> _Work instructions_
Word for word, copy all the data and drop the pictures.

> _Records shown_
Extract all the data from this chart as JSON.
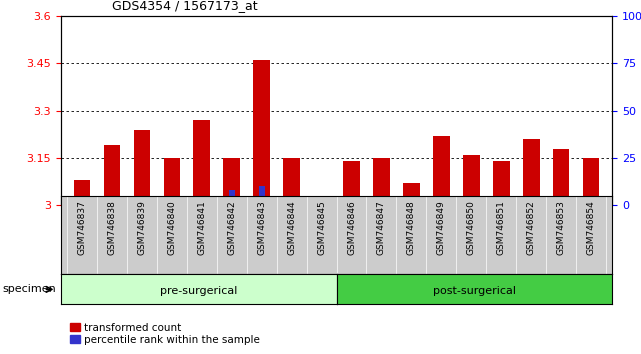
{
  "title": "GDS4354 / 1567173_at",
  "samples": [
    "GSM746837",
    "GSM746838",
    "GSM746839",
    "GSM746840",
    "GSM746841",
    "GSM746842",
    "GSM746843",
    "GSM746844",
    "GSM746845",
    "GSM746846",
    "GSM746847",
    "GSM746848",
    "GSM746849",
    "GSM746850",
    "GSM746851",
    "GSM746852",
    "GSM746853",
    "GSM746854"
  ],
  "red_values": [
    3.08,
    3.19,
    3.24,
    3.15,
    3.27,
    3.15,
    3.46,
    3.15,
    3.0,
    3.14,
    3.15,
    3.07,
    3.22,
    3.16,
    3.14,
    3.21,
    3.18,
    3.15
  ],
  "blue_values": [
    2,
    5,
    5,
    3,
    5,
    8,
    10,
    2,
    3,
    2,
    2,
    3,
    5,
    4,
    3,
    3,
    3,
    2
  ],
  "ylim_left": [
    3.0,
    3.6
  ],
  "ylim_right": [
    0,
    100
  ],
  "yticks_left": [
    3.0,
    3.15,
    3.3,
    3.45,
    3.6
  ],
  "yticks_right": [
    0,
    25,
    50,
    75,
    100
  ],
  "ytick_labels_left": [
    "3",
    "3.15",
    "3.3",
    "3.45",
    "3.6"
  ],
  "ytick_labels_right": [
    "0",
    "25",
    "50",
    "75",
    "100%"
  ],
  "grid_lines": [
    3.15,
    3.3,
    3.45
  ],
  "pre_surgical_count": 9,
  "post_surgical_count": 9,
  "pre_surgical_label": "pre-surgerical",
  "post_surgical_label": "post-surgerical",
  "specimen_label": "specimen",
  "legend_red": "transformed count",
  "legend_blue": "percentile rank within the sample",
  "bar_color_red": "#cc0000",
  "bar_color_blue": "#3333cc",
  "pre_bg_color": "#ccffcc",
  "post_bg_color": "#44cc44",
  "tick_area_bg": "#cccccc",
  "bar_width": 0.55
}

> _Finished exercise_
Extract all the data from this chart as JSON.
{
  "title": "GDS4354 / 1567173_at",
  "samples": [
    "GSM746837",
    "GSM746838",
    "GSM746839",
    "GSM746840",
    "GSM746841",
    "GSM746842",
    "GSM746843",
    "GSM746844",
    "GSM746845",
    "GSM746846",
    "GSM746847",
    "GSM746848",
    "GSM746849",
    "GSM746850",
    "GSM746851",
    "GSM746852",
    "GSM746853",
    "GSM746854"
  ],
  "red_values": [
    3.08,
    3.19,
    3.24,
    3.15,
    3.27,
    3.15,
    3.46,
    3.15,
    3.0,
    3.14,
    3.15,
    3.07,
    3.22,
    3.16,
    3.14,
    3.21,
    3.18,
    3.15
  ],
  "blue_values": [
    2,
    5,
    5,
    3,
    5,
    8,
    10,
    2,
    3,
    2,
    2,
    3,
    5,
    4,
    3,
    3,
    3,
    2
  ],
  "ylim_left": [
    3.0,
    3.6
  ],
  "ylim_right": [
    0,
    100
  ],
  "yticks_left": [
    3.0,
    3.15,
    3.3,
    3.45,
    3.6
  ],
  "yticks_right": [
    0,
    25,
    50,
    75,
    100
  ],
  "ytick_labels_left": [
    "3",
    "3.15",
    "3.3",
    "3.45",
    "3.6"
  ],
  "ytick_labels_right": [
    "0",
    "25",
    "50",
    "75",
    "100%"
  ],
  "grid_lines": [
    3.15,
    3.3,
    3.45
  ],
  "pre_surgical_count": 9,
  "post_surgical_count": 9,
  "pre_surgical_label": "pre-surgerical",
  "post_surgical_label": "post-surgerical",
  "specimen_label": "specimen",
  "legend_red": "transformed count",
  "legend_blue": "percentile rank within the sample",
  "bar_color_red": "#cc0000",
  "bar_color_blue": "#3333cc",
  "pre_bg_color": "#ccffcc",
  "post_bg_color": "#44cc44",
  "tick_area_bg": "#cccccc",
  "bar_width": 0.55
}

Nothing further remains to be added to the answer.